* Data lines *
* * *
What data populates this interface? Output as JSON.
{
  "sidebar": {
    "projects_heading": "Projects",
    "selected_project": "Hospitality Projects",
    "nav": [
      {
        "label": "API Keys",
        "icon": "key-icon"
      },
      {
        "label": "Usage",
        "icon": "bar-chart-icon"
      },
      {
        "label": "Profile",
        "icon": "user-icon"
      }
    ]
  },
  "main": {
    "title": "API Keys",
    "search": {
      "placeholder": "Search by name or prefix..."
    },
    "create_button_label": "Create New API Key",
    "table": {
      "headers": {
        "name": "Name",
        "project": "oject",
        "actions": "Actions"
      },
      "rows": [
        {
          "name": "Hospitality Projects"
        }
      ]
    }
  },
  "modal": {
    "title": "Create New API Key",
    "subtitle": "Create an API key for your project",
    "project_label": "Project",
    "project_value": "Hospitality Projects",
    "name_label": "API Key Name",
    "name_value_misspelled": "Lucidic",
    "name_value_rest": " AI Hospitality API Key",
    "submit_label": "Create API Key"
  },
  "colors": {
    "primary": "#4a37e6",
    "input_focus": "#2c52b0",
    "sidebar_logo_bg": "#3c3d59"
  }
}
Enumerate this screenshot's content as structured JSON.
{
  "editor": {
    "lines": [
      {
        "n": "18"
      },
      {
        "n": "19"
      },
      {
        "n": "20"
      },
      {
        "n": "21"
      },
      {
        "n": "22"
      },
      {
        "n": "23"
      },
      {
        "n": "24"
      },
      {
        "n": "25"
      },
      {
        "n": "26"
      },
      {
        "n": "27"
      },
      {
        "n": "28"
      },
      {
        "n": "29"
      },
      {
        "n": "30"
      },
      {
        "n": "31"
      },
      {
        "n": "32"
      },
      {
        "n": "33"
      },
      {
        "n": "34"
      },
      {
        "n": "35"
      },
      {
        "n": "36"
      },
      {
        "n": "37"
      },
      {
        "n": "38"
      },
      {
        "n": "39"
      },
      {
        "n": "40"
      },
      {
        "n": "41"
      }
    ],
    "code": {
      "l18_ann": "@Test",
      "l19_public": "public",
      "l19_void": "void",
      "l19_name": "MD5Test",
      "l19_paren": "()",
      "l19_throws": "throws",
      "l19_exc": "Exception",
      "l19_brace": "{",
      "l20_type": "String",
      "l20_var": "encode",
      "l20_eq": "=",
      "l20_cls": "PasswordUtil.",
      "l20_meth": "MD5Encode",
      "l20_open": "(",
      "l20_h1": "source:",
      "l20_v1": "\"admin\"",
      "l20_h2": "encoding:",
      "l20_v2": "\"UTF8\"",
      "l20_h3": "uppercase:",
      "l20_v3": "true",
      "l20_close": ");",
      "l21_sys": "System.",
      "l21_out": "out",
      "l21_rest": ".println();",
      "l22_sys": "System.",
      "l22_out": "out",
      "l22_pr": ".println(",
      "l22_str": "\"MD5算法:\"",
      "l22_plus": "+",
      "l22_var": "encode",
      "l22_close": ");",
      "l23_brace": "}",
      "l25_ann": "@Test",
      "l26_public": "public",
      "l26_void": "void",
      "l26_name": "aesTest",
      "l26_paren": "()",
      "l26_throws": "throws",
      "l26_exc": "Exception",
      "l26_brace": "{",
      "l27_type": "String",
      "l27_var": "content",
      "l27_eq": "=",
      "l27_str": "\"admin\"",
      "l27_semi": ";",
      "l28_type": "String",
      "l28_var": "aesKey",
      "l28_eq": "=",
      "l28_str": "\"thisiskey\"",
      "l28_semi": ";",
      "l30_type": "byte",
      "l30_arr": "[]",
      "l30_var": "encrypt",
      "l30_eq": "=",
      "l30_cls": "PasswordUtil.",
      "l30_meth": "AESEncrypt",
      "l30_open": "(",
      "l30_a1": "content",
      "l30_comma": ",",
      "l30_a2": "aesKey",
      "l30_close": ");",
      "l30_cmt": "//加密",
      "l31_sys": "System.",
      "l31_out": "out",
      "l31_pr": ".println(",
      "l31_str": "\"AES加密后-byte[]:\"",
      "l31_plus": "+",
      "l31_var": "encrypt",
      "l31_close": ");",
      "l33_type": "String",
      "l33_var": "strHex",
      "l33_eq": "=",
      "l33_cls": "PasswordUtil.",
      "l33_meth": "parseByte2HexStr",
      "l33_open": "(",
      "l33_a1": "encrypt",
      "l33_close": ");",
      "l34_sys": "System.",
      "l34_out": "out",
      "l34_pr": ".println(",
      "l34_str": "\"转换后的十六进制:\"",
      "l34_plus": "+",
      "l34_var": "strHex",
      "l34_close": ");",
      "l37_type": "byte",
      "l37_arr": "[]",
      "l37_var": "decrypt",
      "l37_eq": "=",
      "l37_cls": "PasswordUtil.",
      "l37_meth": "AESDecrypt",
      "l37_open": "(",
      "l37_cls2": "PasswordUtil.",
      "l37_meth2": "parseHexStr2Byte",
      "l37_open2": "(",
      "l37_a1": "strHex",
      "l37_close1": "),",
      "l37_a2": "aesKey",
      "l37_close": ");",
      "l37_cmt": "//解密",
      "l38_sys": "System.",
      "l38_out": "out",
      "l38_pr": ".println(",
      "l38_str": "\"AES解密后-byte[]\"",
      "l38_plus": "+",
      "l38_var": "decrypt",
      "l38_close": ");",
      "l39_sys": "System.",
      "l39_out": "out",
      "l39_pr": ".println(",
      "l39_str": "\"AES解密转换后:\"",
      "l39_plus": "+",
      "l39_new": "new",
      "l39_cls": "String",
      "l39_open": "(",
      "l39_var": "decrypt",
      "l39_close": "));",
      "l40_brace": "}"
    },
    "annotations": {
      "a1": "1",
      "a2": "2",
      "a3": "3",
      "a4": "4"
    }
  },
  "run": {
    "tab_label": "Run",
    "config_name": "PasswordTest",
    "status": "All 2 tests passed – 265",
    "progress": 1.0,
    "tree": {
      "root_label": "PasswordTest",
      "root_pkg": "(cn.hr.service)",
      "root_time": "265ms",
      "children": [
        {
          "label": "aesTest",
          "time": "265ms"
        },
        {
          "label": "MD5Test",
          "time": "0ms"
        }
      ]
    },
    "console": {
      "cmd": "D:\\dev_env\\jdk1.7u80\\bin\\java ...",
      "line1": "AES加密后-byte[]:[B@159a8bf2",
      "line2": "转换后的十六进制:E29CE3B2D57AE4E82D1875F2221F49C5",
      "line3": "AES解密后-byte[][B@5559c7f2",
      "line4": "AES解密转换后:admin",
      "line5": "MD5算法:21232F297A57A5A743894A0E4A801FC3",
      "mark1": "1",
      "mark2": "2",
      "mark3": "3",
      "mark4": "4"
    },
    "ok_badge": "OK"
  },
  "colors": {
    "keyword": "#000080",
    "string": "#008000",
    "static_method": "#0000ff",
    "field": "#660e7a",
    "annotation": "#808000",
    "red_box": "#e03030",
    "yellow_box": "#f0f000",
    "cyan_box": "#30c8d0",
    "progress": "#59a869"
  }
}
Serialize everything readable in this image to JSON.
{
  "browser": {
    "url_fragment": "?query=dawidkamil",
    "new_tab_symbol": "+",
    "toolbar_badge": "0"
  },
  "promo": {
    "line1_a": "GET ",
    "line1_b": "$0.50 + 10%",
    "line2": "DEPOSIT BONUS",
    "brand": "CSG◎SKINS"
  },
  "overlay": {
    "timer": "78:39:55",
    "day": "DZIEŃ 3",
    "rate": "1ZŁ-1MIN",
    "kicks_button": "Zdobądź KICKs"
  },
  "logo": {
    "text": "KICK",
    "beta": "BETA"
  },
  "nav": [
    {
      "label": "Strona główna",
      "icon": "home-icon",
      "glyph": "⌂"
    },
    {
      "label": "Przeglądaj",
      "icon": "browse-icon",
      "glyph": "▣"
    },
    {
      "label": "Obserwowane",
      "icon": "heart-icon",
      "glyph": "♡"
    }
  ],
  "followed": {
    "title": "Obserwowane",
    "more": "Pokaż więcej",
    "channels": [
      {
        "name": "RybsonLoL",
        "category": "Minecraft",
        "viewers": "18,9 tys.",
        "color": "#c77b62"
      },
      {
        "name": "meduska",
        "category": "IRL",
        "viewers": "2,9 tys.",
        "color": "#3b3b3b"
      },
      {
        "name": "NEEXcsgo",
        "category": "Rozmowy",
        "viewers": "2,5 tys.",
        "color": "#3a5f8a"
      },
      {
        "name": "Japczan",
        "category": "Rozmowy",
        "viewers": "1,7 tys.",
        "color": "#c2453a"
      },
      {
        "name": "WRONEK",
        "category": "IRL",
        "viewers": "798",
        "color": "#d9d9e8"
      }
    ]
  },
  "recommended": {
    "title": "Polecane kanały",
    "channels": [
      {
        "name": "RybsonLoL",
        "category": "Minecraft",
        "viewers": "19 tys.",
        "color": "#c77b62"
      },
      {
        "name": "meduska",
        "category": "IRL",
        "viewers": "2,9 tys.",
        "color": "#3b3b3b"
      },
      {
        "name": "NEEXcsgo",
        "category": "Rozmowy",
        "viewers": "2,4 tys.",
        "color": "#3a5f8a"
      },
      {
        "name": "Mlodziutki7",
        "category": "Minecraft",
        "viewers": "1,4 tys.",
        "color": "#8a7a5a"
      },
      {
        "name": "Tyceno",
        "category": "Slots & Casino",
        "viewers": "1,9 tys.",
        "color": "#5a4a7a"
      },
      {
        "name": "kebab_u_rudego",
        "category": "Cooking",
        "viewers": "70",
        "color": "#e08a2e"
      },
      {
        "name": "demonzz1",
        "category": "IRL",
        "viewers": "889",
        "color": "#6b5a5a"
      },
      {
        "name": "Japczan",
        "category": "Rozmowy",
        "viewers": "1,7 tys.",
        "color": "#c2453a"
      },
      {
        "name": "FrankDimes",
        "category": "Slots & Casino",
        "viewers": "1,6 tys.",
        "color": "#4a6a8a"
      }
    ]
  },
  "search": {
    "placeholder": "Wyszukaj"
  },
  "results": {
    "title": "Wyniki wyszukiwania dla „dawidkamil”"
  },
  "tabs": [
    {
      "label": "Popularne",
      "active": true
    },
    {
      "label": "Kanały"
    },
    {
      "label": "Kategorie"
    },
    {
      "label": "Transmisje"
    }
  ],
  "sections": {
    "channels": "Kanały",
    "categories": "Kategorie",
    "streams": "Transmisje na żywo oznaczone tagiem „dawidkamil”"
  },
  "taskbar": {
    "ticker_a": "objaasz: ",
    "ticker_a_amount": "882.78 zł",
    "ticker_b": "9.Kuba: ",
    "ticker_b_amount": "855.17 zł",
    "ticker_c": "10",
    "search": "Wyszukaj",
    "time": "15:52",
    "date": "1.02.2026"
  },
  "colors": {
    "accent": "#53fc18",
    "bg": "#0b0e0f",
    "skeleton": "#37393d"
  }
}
* * *
* Goal of the exercise *
Copy all lines from the listing that contain "PasswordUtil".

* Exercise response *
      "l20_cls": "PasswordUtil.",
      "l30_cls": "PasswordUtil.",
      "l33_cls": "PasswordUtil.",
      "l37_cls": "PasswordUtil.",
      "l37_cls2": "PasswordUtil.",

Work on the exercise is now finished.